- DATA SUPPLIED
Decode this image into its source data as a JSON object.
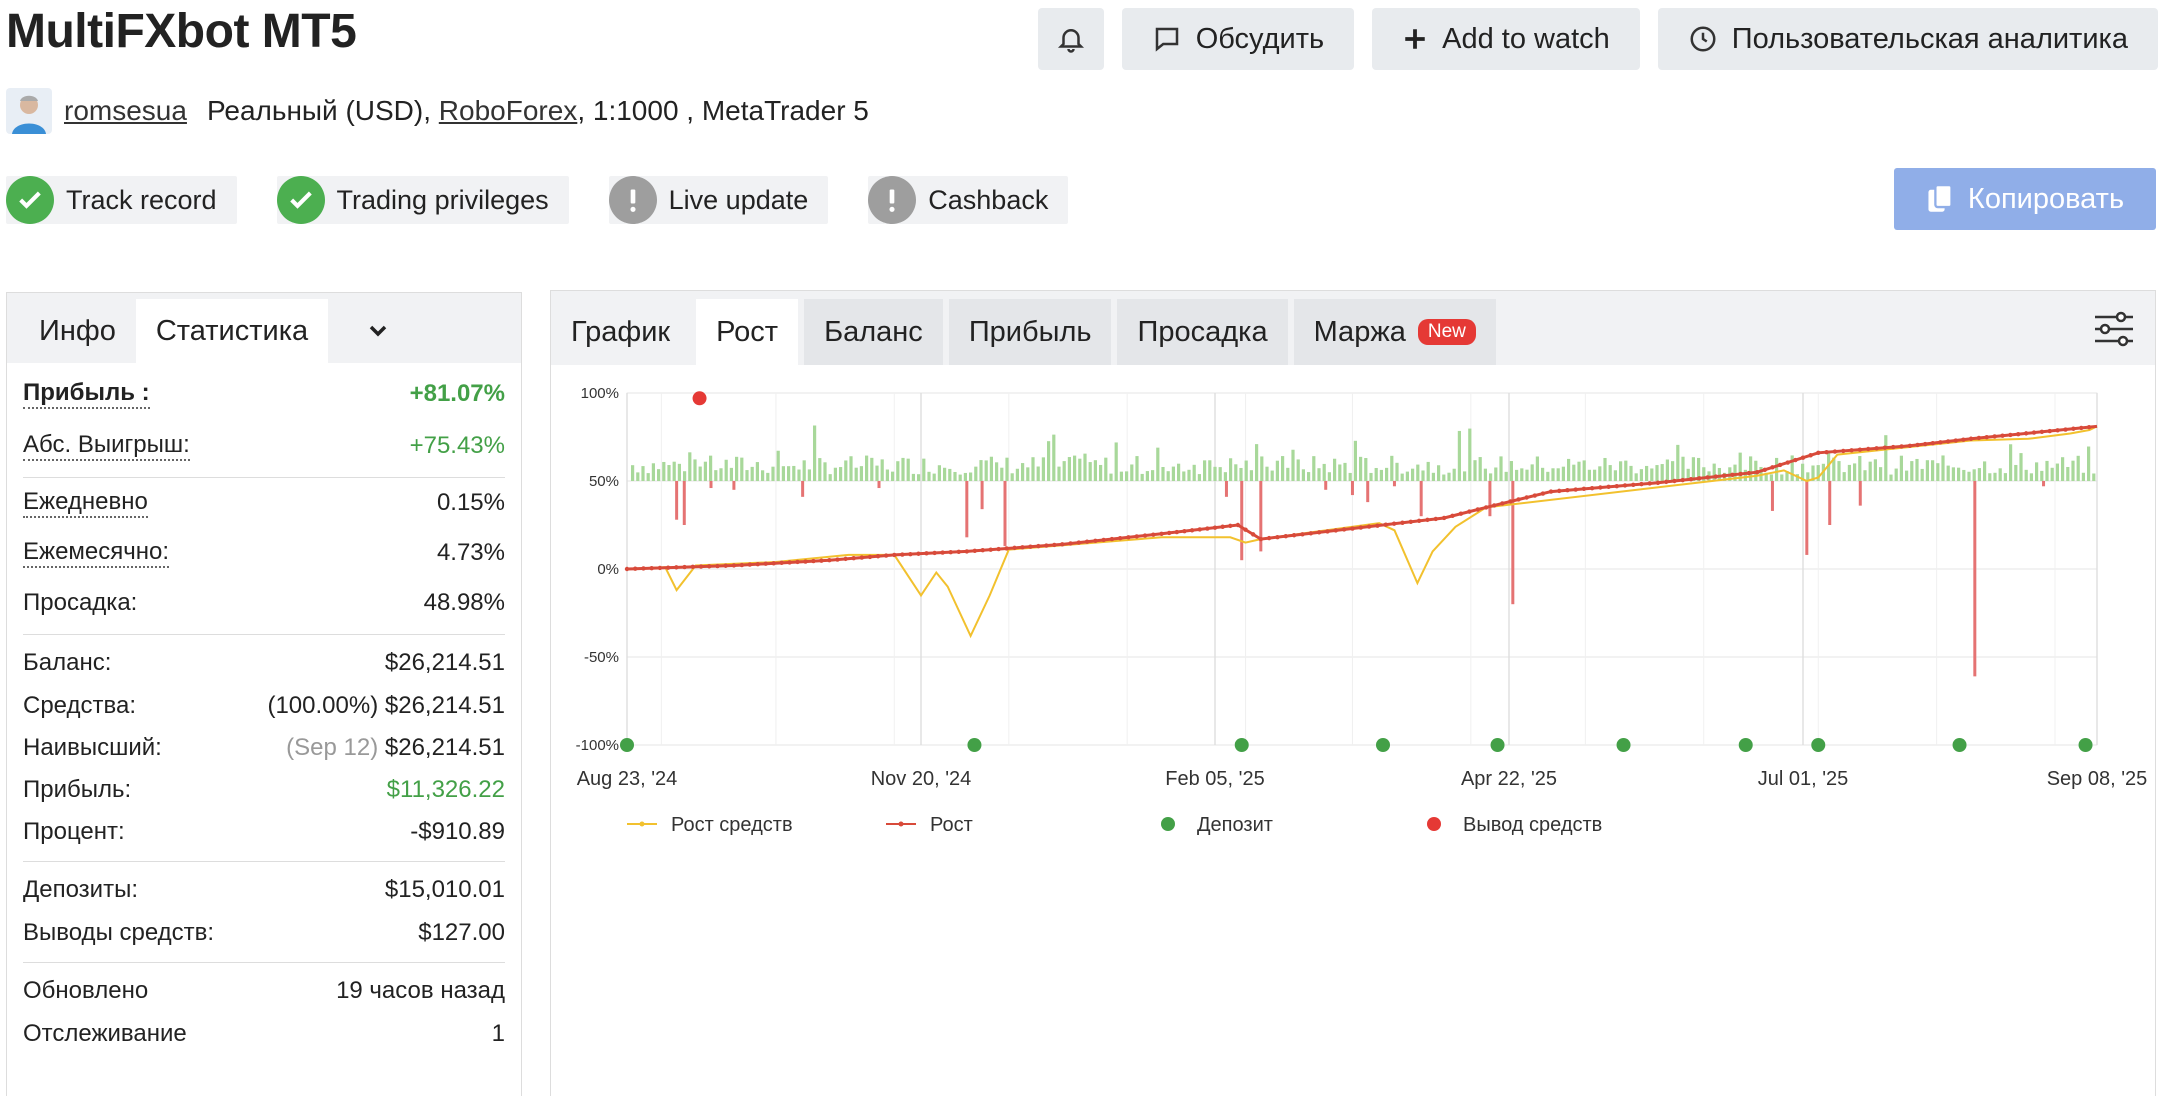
{
  "title": "MultiFXbot MT5",
  "actions": {
    "bell_icon": "bell-icon",
    "discuss": "Обсудить",
    "add_watch": "Add to watch",
    "analytics": "Пользовательская аналитика"
  },
  "account": {
    "user": "romsesua",
    "type": "Реальный (USD),",
    "broker": "RoboForex",
    "details": ", 1:1000 , MetaTrader 5"
  },
  "badges": [
    {
      "label": "Track record",
      "status": "ok"
    },
    {
      "label": "Trading privileges",
      "status": "ok"
    },
    {
      "label": "Live update",
      "status": "warn"
    },
    {
      "label": "Cashback",
      "status": "warn"
    }
  ],
  "copy_label": "Копировать",
  "left_tabs": {
    "info": "Инфо",
    "stats": "Статистика"
  },
  "stats": {
    "profit_label": "Прибыль :",
    "profit_value": "+81.07%",
    "abs_label": "Абс. Выигрыш:",
    "abs_value": "+75.43%",
    "daily_label": "Ежедневно",
    "daily_value": "0.15%",
    "monthly_label": "Ежемесячно:",
    "monthly_value": "4.73%",
    "dd_label": "Просадка:",
    "dd_value": "48.98%",
    "balance_label": "Баланс:",
    "balance_value": "$26,214.51",
    "equity_label": "Средства:",
    "equity_pct": "(100.00%)",
    "equity_value": "$26,214.51",
    "highest_label": "Наивысший:",
    "highest_date": "(Sep 12)",
    "highest_value": "$26,214.51",
    "profit2_label": "Прибыль:",
    "profit2_value": "$11,326.22",
    "interest_label": "Процент:",
    "interest_value": "-$910.89",
    "deposits_label": "Депозиты:",
    "deposits_value": "$15,010.01",
    "withdrawals_label": "Выводы средств:",
    "withdrawals_value": "$127.00",
    "updated_label": "Обновлено",
    "updated_value": "19 часов назад",
    "tracking_label": "Отслеживание",
    "tracking_value": "1"
  },
  "right_tabs": {
    "graph": "График",
    "growth": "Рост",
    "balance": "Баланс",
    "profit": "Прибыль",
    "drawdown": "Просадка",
    "margin": "Маржа",
    "new_badge": "New"
  },
  "colors": {
    "growth": "#d84a3a",
    "equity": "#f2c12e",
    "bar_pos": "#a8d89a",
    "bar_neg": "#e57373",
    "deposit": "#43a047",
    "withdrawal": "#e53935"
  },
  "chart_data": {
    "type": "line",
    "y_ticks": [
      "100%",
      "50%",
      "0%",
      "-50%",
      "-100%"
    ],
    "ylim": [
      -100,
      100
    ],
    "x_ticks": [
      "Aug 23, '24",
      "Nov 20, '24",
      "Feb 05, '25",
      "Apr 22, '25",
      "Jul 01, '25",
      "Sep 08, '25"
    ],
    "xlim": [
      "2024-08-23",
      "2025-09-12"
    ],
    "legend": [
      "Рост средств",
      "Рост",
      "Депозит",
      "Вывод средств"
    ],
    "legend_position": "bottom",
    "grid": true,
    "growth_points": [
      [
        "2024-08-23",
        0
      ],
      [
        "2024-09-20",
        2
      ],
      [
        "2024-10-15",
        5
      ],
      [
        "2024-11-01",
        8
      ],
      [
        "2024-11-20",
        10
      ],
      [
        "2024-12-15",
        14
      ],
      [
        "2025-01-10",
        20
      ],
      [
        "2025-01-30",
        25
      ],
      [
        "2025-02-05",
        17
      ],
      [
        "2025-03-01",
        23
      ],
      [
        "2025-03-25",
        29
      ],
      [
        "2025-04-05",
        35
      ],
      [
        "2025-04-22",
        44
      ],
      [
        "2025-05-20",
        49
      ],
      [
        "2025-06-15",
        55
      ],
      [
        "2025-07-01",
        66
      ],
      [
        "2025-07-25",
        70
      ],
      [
        "2025-08-10",
        74
      ],
      [
        "2025-09-12",
        81
      ]
    ],
    "equity_points": [
      [
        "2024-08-23",
        0
      ],
      [
        "2024-09-02",
        1
      ],
      [
        "2024-09-05",
        -12
      ],
      [
        "2024-09-10",
        2
      ],
      [
        "2024-10-01",
        4
      ],
      [
        "2024-10-20",
        8
      ],
      [
        "2024-11-01",
        8
      ],
      [
        "2024-11-08",
        -15
      ],
      [
        "2024-11-12",
        -2
      ],
      [
        "2024-11-15",
        -10
      ],
      [
        "2024-11-21",
        -38
      ],
      [
        "2024-11-26",
        -15
      ],
      [
        "2024-12-01",
        11
      ],
      [
        "2025-01-10",
        18
      ],
      [
        "2025-01-28",
        18
      ],
      [
        "2025-02-01",
        15
      ],
      [
        "2025-02-05",
        17
      ],
      [
        "2025-03-08",
        26
      ],
      [
        "2025-03-12",
        22
      ],
      [
        "2025-03-18",
        -8
      ],
      [
        "2025-03-22",
        10
      ],
      [
        "2025-03-28",
        24
      ],
      [
        "2025-04-05",
        35
      ],
      [
        "2025-06-15",
        53
      ],
      [
        "2025-06-22",
        56
      ],
      [
        "2025-06-28",
        50
      ],
      [
        "2025-07-01",
        52
      ],
      [
        "2025-07-06",
        65
      ],
      [
        "2025-08-10",
        73
      ],
      [
        "2025-08-25",
        74
      ],
      [
        "2025-09-05",
        77
      ],
      [
        "2025-09-10",
        79
      ],
      [
        "2025-09-12",
        81
      ]
    ],
    "deposits": [
      "2024-08-23",
      "2024-11-22",
      "2025-01-31",
      "2025-03-09",
      "2025-04-08",
      "2025-05-11",
      "2025-06-12",
      "2025-07-01",
      "2025-08-07",
      "2025-09-09"
    ],
    "withdrawals": [
      [
        "2024-09-11",
        97
      ]
    ],
    "neg_bars": [
      [
        "2024-09-05",
        -22
      ],
      [
        "2024-09-07",
        -25
      ],
      [
        "2024-09-14",
        -4
      ],
      [
        "2024-09-20",
        -5
      ],
      [
        "2024-10-08",
        -9
      ],
      [
        "2024-10-28",
        -4
      ],
      [
        "2024-11-20",
        -32
      ],
      [
        "2024-11-24",
        -16
      ],
      [
        "2024-11-30",
        -37
      ],
      [
        "2025-01-27",
        -9
      ],
      [
        "2025-01-31",
        -45
      ],
      [
        "2025-02-05",
        -40
      ],
      [
        "2025-02-22",
        -5
      ],
      [
        "2025-03-01",
        -8
      ],
      [
        "2025-03-05",
        -12
      ],
      [
        "2025-03-12",
        -3
      ],
      [
        "2025-03-19",
        -20
      ],
      [
        "2025-04-06",
        -20
      ],
      [
        "2025-04-12",
        -70
      ],
      [
        "2025-06-19",
        -17
      ],
      [
        "2025-06-28",
        -42
      ],
      [
        "2025-07-04",
        -25
      ],
      [
        "2025-07-12",
        -14
      ],
      [
        "2025-08-11",
        -111
      ],
      [
        "2025-08-29",
        -3
      ]
    ]
  }
}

- CHALLENGE
Send back the data above word for word, with the pictures left out.

- RESPONSE TO THE TASK
Decode this image into its source data as a JSON object.
{
  "title": "MultiFXbot MT5",
  "actions": {
    "bell_icon": "bell-icon",
    "discuss": "Обсудить",
    "add_watch": "Add to watch",
    "analytics": "Пользовательская аналитика"
  },
  "account": {
    "user": "romsesua",
    "type": "Реальный (USD),",
    "broker": "RoboForex",
    "details": ", 1:1000 , MetaTrader 5"
  },
  "badges": [
    {
      "label": "Track record",
      "status": "ok"
    },
    {
      "label": "Trading privileges",
      "status": "ok"
    },
    {
      "label": "Live update",
      "status": "warn"
    },
    {
      "label": "Cashback",
      "status": "warn"
    }
  ],
  "copy_label": "Копировать",
  "left_tabs": {
    "info": "Инфо",
    "stats": "Статистика"
  },
  "stats": {
    "profit_label": "Прибыль :",
    "profit_value": "+81.07%",
    "abs_label": "Абс. Выигрыш:",
    "abs_value": "+75.43%",
    "daily_label": "Ежедневно",
    "daily_value": "0.15%",
    "monthly_label": "Ежемесячно:",
    "monthly_value": "4.73%",
    "dd_label": "Просадка:",
    "dd_value": "48.98%",
    "balance_label": "Баланс:",
    "balance_value": "$26,214.51",
    "equity_label": "Средства:",
    "equity_pct": "(100.00%)",
    "equity_value": "$26,214.51",
    "highest_label": "Наивысший:",
    "highest_date": "(Sep 12)",
    "highest_value": "$26,214.51",
    "profit2_label": "Прибыль:",
    "profit2_value": "$11,326.22",
    "interest_label": "Процент:",
    "interest_value": "-$910.89",
    "deposits_label": "Депозиты:",
    "deposits_value": "$15,010.01",
    "withdrawals_label": "Выводы средств:",
    "withdrawals_value": "$127.00",
    "updated_label": "Обновлено",
    "updated_value": "19 часов назад",
    "tracking_label": "Отслеживание",
    "tracking_value": "1"
  },
  "right_tabs": {
    "graph": "График",
    "growth": "Рост",
    "balance": "Баланс",
    "profit": "Прибыль",
    "drawdown": "Просадка",
    "margin": "Маржа",
    "new_badge": "New"
  },
  "colors": {
    "growth": "#d84a3a",
    "equity": "#f2c12e",
    "bar_pos": "#a8d89a",
    "bar_neg": "#e57373",
    "deposit": "#43a047",
    "withdrawal": "#e53935"
  },
  "chart_data": {
    "type": "line",
    "y_ticks": [
      "100%",
      "50%",
      "0%",
      "-50%",
      "-100%"
    ],
    "ylim": [
      -100,
      100
    ],
    "x_ticks": [
      "Aug 23, '24",
      "Nov 20, '24",
      "Feb 05, '25",
      "Apr 22, '25",
      "Jul 01, '25",
      "Sep 08, '25"
    ],
    "xlim": [
      "2024-08-23",
      "2025-09-12"
    ],
    "legend": [
      "Рост средств",
      "Рост",
      "Депозит",
      "Вывод средств"
    ],
    "legend_position": "bottom",
    "grid": true,
    "growth_points": [
      [
        "2024-08-23",
        0
      ],
      [
        "2024-09-20",
        2
      ],
      [
        "2024-10-15",
        5
      ],
      [
        "2024-11-01",
        8
      ],
      [
        "2024-11-20",
        10
      ],
      [
        "2024-12-15",
        14
      ],
      [
        "2025-01-10",
        20
      ],
      [
        "2025-01-30",
        25
      ],
      [
        "2025-02-05",
        17
      ],
      [
        "2025-03-01",
        23
      ],
      [
        "2025-03-25",
        29
      ],
      [
        "2025-04-05",
        35
      ],
      [
        "2025-04-22",
        44
      ],
      [
        "2025-05-20",
        49
      ],
      [
        "2025-06-15",
        55
      ],
      [
        "2025-07-01",
        66
      ],
      [
        "2025-07-25",
        70
      ],
      [
        "2025-08-10",
        74
      ],
      [
        "2025-09-12",
        81
      ]
    ],
    "equity_points": [
      [
        "2024-08-23",
        0
      ],
      [
        "2024-09-02",
        1
      ],
      [
        "2024-09-05",
        -12
      ],
      [
        "2024-09-10",
        2
      ],
      [
        "2024-10-01",
        4
      ],
      [
        "2024-10-20",
        8
      ],
      [
        "2024-11-01",
        8
      ],
      [
        "2024-11-08",
        -15
      ],
      [
        "2024-11-12",
        -2
      ],
      [
        "2024-11-15",
        -10
      ],
      [
        "2024-11-21",
        -38
      ],
      [
        "2024-11-26",
        -15
      ],
      [
        "2024-12-01",
        11
      ],
      [
        "2025-01-10",
        18
      ],
      [
        "2025-01-28",
        18
      ],
      [
        "2025-02-01",
        15
      ],
      [
        "2025-02-05",
        17
      ],
      [
        "2025-03-08",
        26
      ],
      [
        "2025-03-12",
        22
      ],
      [
        "2025-03-18",
        -8
      ],
      [
        "2025-03-22",
        10
      ],
      [
        "2025-03-28",
        24
      ],
      [
        "2025-04-05",
        35
      ],
      [
        "2025-06-15",
        53
      ],
      [
        "2025-06-22",
        56
      ],
      [
        "2025-06-28",
        50
      ],
      [
        "2025-07-01",
        52
      ],
      [
        "2025-07-06",
        65
      ],
      [
        "2025-08-10",
        73
      ],
      [
        "2025-08-25",
        74
      ],
      [
        "2025-09-05",
        77
      ],
      [
        "2025-09-10",
        79
      ],
      [
        "2025-09-12",
        81
      ]
    ],
    "deposits": [
      "2024-08-23",
      "2024-11-22",
      "2025-01-31",
      "2025-03-09",
      "2025-04-08",
      "2025-05-11",
      "2025-06-12",
      "2025-07-01",
      "2025-08-07",
      "2025-09-09"
    ],
    "withdrawals": [
      [
        "2024-09-11",
        97
      ]
    ],
    "neg_bars": [
      [
        "2024-09-05",
        -22
      ],
      [
        "2024-09-07",
        -25
      ],
      [
        "2024-09-14",
        -4
      ],
      [
        "2024-09-20",
        -5
      ],
      [
        "2024-10-08",
        -9
      ],
      [
        "2024-10-28",
        -4
      ],
      [
        "2024-11-20",
        -32
      ],
      [
        "2024-11-24",
        -16
      ],
      [
        "2024-11-30",
        -37
      ],
      [
        "2025-01-27",
        -9
      ],
      [
        "2025-01-31",
        -45
      ],
      [
        "2025-02-05",
        -40
      ],
      [
        "2025-02-22",
        -5
      ],
      [
        "2025-03-01",
        -8
      ],
      [
        "2025-03-05",
        -12
      ],
      [
        "2025-03-12",
        -3
      ],
      [
        "2025-03-19",
        -20
      ],
      [
        "2025-04-06",
        -20
      ],
      [
        "2025-04-12",
        -70
      ],
      [
        "2025-06-19",
        -17
      ],
      [
        "2025-06-28",
        -42
      ],
      [
        "2025-07-04",
        -25
      ],
      [
        "2025-07-12",
        -14
      ],
      [
        "2025-08-11",
        -111
      ],
      [
        "2025-08-29",
        -3
      ]
    ]
  }
}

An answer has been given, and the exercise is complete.